**What the task asks**
Of the lines below, count those containing the word "source". Reply with the number alone.

**Dataset entries on figures**
>>>

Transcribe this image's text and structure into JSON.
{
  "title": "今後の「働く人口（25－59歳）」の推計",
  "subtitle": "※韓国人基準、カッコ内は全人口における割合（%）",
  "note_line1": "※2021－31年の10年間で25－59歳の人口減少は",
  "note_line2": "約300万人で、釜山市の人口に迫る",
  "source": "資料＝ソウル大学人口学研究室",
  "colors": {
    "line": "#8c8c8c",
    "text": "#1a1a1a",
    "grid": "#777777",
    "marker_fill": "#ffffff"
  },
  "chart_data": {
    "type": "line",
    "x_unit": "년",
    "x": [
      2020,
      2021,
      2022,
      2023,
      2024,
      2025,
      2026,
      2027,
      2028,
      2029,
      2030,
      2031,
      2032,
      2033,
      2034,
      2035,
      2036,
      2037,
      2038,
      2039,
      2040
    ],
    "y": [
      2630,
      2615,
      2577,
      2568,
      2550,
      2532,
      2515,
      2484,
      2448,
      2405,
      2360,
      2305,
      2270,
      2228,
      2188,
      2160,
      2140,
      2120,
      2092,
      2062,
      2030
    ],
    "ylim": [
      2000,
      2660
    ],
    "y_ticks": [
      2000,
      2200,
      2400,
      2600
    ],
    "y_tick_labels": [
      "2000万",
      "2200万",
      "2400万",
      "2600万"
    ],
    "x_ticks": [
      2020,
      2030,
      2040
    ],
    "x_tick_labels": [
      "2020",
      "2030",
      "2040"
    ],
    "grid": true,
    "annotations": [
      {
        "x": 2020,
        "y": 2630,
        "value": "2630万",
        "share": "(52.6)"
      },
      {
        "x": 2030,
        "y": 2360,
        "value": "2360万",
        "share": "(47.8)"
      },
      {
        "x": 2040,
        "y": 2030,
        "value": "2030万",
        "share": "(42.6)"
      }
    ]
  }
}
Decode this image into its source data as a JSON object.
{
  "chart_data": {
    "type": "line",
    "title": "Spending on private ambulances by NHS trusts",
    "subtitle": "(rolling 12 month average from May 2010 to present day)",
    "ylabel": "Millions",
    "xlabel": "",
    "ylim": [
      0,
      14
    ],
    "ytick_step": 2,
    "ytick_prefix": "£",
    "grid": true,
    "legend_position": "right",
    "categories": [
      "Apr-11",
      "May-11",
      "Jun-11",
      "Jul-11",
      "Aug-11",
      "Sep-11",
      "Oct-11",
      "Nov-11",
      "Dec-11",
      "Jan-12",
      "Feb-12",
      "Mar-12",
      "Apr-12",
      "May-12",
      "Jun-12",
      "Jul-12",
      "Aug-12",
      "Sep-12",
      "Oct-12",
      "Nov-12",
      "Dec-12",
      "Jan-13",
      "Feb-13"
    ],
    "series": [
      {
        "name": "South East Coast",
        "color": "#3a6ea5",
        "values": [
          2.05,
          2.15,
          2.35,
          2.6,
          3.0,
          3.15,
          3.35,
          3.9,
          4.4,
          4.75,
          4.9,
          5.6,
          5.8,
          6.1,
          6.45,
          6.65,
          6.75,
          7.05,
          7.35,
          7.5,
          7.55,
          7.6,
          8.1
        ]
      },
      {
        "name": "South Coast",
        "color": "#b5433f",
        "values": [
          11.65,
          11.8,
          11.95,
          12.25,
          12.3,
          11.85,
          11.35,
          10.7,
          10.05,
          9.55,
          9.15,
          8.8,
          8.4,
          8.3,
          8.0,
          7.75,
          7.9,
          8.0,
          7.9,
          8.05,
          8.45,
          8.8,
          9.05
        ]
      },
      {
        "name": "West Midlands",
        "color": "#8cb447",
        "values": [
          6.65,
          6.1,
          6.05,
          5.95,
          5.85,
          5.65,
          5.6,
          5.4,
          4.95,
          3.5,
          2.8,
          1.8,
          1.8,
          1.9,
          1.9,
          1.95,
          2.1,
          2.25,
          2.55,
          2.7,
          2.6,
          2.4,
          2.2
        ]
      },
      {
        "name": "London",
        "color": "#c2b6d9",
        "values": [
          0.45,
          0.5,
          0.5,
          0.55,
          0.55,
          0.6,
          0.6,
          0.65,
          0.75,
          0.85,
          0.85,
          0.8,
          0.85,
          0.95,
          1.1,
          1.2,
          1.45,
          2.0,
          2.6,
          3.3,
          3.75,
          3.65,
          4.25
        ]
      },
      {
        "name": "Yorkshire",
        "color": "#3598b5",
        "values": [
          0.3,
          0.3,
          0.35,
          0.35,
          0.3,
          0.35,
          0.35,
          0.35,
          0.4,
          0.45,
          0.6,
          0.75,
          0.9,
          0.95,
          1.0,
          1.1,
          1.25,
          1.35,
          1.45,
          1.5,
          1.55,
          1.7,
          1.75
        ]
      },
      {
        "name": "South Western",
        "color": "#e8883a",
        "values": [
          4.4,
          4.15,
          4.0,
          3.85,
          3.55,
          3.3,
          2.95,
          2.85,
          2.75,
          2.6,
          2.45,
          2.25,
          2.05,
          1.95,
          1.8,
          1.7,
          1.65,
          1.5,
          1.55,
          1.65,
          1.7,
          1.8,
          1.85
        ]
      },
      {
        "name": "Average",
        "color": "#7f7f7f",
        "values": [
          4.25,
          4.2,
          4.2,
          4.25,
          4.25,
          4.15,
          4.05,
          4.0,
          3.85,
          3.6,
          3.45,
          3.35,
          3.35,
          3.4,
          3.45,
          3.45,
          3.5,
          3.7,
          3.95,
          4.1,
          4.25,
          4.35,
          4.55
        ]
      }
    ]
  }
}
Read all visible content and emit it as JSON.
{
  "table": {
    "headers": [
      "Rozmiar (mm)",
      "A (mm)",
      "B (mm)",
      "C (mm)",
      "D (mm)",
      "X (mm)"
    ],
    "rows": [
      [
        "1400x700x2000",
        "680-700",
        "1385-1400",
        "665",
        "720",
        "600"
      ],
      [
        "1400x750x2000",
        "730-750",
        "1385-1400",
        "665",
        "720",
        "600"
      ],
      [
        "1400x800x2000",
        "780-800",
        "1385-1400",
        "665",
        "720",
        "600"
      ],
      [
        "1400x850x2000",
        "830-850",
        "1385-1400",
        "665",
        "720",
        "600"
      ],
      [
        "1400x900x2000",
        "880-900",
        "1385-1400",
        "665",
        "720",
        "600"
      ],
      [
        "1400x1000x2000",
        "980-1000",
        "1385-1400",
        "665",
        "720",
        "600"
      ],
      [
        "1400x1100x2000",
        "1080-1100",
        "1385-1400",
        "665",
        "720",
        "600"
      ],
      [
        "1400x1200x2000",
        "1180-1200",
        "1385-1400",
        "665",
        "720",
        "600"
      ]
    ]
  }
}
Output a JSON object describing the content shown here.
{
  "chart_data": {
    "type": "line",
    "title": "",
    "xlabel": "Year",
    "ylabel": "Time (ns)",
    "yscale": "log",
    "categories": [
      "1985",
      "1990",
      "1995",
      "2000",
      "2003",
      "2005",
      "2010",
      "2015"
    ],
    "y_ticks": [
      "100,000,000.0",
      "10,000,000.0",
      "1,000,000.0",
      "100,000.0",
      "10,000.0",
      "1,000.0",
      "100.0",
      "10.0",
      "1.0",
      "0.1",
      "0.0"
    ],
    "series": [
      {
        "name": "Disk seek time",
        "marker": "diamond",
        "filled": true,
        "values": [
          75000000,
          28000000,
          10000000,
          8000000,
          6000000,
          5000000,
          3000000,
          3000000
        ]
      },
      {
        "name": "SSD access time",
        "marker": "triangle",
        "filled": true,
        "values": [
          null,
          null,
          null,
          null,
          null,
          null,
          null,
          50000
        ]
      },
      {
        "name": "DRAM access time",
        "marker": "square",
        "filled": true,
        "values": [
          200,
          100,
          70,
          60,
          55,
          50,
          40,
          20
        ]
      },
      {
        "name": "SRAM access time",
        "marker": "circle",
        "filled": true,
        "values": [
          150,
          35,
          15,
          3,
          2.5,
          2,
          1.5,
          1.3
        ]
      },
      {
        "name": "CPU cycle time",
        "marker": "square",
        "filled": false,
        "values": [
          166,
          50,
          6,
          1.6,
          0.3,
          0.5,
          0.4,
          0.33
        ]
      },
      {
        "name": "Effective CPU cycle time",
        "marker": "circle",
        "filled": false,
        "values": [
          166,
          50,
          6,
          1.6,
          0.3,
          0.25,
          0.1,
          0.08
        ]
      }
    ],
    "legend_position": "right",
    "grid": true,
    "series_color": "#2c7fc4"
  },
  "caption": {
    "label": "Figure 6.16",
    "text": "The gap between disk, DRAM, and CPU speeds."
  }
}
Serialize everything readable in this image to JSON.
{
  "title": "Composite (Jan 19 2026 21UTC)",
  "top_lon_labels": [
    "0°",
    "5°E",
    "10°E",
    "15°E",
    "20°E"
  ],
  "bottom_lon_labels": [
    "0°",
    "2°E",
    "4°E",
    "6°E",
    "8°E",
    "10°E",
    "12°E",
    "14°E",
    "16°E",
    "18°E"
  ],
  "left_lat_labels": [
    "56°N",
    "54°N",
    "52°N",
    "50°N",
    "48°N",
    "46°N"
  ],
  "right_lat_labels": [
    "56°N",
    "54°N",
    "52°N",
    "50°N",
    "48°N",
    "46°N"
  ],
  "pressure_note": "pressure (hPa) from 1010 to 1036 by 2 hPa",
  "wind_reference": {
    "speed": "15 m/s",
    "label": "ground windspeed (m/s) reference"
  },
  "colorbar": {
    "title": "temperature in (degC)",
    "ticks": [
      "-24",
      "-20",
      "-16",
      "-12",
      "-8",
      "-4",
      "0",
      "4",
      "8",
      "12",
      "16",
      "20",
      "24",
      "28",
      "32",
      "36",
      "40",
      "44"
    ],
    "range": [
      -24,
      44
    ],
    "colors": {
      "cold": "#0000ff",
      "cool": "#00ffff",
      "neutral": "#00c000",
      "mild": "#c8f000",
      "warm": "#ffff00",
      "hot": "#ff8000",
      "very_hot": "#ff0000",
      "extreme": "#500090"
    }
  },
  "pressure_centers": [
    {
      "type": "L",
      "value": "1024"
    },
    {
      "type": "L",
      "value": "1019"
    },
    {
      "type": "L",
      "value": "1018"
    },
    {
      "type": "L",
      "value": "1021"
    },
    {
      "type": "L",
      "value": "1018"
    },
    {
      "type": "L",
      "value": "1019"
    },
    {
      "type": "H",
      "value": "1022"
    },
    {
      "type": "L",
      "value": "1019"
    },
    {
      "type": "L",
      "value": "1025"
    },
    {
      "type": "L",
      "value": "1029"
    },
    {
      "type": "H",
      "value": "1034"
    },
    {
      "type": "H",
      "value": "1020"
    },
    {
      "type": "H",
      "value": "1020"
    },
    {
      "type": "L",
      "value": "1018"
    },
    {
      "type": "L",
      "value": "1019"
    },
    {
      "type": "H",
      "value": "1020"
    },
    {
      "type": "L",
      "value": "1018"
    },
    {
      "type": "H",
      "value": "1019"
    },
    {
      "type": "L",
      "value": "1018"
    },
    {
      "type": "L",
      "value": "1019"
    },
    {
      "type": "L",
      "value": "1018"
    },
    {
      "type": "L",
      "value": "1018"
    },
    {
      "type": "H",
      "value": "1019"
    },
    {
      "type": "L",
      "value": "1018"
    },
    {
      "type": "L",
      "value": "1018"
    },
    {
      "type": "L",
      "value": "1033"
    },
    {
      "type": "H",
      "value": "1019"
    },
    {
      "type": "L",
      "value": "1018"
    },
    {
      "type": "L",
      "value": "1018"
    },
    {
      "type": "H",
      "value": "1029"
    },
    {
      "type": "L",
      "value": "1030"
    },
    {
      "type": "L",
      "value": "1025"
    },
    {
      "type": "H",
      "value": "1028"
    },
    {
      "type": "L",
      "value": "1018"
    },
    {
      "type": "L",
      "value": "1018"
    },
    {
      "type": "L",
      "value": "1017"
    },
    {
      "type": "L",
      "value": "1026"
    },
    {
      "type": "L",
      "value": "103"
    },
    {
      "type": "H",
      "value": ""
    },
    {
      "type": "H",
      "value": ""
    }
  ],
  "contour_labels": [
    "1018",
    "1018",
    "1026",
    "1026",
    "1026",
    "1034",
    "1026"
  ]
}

<<<

**Written answer**
2